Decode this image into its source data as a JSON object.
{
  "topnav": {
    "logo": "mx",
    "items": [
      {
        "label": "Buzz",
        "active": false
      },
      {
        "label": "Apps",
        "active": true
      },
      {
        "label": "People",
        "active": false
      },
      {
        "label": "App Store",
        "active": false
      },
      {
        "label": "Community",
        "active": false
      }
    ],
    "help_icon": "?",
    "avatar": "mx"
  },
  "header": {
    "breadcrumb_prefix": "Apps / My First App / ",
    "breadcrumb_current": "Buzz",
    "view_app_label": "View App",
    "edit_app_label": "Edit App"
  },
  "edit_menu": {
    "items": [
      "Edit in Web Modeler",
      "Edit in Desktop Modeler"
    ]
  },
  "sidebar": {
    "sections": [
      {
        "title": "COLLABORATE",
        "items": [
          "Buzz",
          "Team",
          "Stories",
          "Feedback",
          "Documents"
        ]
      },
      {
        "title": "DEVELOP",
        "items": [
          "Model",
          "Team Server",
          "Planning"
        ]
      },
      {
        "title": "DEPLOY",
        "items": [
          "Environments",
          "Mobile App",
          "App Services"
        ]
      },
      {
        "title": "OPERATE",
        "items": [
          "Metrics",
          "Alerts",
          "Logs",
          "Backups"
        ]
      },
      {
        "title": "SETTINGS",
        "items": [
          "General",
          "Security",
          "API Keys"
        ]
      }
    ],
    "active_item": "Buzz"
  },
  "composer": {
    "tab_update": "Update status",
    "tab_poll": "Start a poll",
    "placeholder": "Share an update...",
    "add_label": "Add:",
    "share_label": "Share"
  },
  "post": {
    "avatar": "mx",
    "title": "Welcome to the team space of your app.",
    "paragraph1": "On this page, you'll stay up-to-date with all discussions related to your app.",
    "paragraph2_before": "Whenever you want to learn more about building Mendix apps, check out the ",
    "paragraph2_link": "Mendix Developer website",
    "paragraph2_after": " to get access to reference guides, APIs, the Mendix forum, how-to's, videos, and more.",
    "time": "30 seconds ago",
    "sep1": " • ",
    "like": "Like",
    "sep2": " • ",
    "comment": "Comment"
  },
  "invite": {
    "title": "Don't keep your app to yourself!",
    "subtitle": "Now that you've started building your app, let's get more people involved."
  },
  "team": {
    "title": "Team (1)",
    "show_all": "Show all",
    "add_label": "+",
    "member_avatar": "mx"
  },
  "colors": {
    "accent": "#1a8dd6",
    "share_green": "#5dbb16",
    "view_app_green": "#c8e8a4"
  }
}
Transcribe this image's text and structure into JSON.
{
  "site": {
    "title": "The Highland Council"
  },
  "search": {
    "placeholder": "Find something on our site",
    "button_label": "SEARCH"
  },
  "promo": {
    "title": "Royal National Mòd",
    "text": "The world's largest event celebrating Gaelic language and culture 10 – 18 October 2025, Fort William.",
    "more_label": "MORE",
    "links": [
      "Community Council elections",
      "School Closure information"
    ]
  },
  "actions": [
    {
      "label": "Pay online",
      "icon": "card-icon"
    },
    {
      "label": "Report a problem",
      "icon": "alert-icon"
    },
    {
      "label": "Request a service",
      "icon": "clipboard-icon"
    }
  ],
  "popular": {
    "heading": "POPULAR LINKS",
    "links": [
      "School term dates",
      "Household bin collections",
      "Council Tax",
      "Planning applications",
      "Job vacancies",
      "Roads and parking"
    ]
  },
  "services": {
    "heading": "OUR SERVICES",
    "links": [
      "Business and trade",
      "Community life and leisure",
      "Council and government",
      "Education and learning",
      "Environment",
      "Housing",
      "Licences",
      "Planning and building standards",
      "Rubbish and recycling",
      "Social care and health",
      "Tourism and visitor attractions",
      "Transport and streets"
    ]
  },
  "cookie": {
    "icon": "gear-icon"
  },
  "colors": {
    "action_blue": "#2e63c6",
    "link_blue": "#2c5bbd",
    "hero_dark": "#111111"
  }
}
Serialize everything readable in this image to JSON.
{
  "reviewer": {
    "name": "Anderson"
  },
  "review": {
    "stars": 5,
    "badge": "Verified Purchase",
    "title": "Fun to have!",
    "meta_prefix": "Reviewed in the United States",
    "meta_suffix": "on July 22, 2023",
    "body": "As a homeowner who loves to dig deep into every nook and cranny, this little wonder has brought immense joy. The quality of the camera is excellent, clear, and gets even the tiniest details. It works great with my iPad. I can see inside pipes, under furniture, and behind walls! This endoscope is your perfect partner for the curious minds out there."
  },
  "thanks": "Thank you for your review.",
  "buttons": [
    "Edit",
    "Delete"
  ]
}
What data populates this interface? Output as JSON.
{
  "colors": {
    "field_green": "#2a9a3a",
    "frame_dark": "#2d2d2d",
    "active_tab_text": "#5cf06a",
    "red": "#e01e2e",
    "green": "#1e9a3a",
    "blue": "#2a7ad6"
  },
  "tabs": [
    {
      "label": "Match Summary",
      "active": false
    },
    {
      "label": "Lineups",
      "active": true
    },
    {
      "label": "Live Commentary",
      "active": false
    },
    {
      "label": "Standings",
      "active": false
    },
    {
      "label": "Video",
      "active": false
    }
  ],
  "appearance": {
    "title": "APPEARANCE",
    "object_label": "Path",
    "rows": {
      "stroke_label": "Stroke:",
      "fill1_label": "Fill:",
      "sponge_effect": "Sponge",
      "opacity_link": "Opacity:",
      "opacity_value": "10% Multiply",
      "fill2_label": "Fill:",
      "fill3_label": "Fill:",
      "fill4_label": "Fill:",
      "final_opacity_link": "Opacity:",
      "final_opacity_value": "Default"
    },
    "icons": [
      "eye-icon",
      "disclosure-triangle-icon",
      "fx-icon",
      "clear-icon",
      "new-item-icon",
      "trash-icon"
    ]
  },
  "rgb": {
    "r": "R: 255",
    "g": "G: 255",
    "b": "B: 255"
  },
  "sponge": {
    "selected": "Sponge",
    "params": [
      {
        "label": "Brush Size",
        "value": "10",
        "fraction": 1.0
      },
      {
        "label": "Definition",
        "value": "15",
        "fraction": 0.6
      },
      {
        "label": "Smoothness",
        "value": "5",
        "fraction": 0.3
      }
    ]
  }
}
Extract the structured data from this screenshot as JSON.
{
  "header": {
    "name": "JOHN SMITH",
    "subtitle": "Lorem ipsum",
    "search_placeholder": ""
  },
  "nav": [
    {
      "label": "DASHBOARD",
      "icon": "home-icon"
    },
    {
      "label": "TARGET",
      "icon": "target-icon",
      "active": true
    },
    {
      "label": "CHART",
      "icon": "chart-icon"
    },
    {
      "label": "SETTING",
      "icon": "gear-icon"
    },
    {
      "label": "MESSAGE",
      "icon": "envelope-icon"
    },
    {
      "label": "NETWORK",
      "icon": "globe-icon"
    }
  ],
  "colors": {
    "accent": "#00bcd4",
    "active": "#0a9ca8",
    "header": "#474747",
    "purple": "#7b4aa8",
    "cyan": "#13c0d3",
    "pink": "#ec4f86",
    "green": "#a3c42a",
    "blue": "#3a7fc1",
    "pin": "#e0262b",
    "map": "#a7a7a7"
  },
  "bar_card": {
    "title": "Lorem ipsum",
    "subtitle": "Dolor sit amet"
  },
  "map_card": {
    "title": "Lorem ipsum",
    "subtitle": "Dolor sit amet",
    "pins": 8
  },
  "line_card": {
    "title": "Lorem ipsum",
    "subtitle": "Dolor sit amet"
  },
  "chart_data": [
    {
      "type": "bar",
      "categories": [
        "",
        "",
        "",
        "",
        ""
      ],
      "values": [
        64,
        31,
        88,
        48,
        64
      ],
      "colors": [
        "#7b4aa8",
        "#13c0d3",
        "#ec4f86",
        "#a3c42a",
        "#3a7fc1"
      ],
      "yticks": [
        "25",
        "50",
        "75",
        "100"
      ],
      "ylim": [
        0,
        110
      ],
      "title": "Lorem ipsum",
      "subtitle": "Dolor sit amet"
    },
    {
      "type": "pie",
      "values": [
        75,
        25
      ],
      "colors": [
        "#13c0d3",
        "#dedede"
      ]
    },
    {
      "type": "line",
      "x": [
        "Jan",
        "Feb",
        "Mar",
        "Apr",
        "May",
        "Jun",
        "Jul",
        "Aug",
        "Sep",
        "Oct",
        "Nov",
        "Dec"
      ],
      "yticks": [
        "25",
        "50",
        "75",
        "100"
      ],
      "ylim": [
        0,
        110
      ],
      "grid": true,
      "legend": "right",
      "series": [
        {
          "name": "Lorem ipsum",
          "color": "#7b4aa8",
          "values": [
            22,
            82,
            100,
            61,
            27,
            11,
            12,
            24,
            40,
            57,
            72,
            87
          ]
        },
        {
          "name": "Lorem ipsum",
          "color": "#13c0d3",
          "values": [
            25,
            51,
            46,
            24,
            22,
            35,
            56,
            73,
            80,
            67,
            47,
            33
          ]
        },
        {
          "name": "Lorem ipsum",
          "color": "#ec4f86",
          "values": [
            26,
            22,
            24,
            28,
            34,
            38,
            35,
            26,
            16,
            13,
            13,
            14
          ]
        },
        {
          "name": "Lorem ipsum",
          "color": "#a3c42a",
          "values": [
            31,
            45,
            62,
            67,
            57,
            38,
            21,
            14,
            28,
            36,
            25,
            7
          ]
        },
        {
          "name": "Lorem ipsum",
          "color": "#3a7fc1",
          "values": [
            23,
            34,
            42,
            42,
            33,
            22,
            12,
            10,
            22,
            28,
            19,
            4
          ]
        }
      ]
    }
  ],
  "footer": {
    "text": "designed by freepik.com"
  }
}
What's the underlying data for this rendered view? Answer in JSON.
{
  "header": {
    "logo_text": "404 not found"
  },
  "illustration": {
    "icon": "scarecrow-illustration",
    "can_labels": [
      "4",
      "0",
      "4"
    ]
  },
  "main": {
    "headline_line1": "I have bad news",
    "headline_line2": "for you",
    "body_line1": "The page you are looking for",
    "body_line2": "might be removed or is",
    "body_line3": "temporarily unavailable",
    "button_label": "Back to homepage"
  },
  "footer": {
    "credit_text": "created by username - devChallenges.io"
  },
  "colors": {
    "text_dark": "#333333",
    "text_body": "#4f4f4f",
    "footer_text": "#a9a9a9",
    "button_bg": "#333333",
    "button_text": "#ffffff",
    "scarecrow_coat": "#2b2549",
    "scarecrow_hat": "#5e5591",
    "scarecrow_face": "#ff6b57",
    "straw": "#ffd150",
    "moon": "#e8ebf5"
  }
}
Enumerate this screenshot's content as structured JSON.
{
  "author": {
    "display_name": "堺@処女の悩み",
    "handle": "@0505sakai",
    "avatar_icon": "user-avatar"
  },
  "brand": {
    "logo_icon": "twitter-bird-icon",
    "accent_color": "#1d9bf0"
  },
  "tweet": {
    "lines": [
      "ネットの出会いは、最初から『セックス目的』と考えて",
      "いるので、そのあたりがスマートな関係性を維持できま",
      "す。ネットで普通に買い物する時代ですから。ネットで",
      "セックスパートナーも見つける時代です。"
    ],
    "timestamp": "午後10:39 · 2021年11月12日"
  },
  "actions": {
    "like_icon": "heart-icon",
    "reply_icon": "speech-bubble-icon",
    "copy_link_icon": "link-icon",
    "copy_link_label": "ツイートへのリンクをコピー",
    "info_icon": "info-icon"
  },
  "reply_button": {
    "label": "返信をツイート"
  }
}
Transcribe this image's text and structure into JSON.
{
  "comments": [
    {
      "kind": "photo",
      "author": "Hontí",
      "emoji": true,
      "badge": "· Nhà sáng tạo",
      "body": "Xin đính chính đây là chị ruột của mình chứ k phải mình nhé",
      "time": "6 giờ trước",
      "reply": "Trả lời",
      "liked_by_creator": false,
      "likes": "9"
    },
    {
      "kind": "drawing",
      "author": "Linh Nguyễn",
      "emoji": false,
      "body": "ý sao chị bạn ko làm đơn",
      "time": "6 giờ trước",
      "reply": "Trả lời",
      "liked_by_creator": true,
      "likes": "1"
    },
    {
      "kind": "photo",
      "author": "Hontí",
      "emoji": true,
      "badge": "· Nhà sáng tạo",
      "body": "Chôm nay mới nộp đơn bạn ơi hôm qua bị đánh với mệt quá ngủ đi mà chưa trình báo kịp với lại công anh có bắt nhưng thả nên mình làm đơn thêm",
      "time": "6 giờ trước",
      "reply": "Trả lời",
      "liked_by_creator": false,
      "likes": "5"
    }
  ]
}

========================================================================

What you have to do – Copy every single line of the material above that holds "Dolor".

Answer to this exercise –
    "subtitle": "Dolor sit amet"
    "subtitle": "Dolor sit amet",
    "subtitle": "Dolor sit amet"
      "subtitle": "Dolor sit amet"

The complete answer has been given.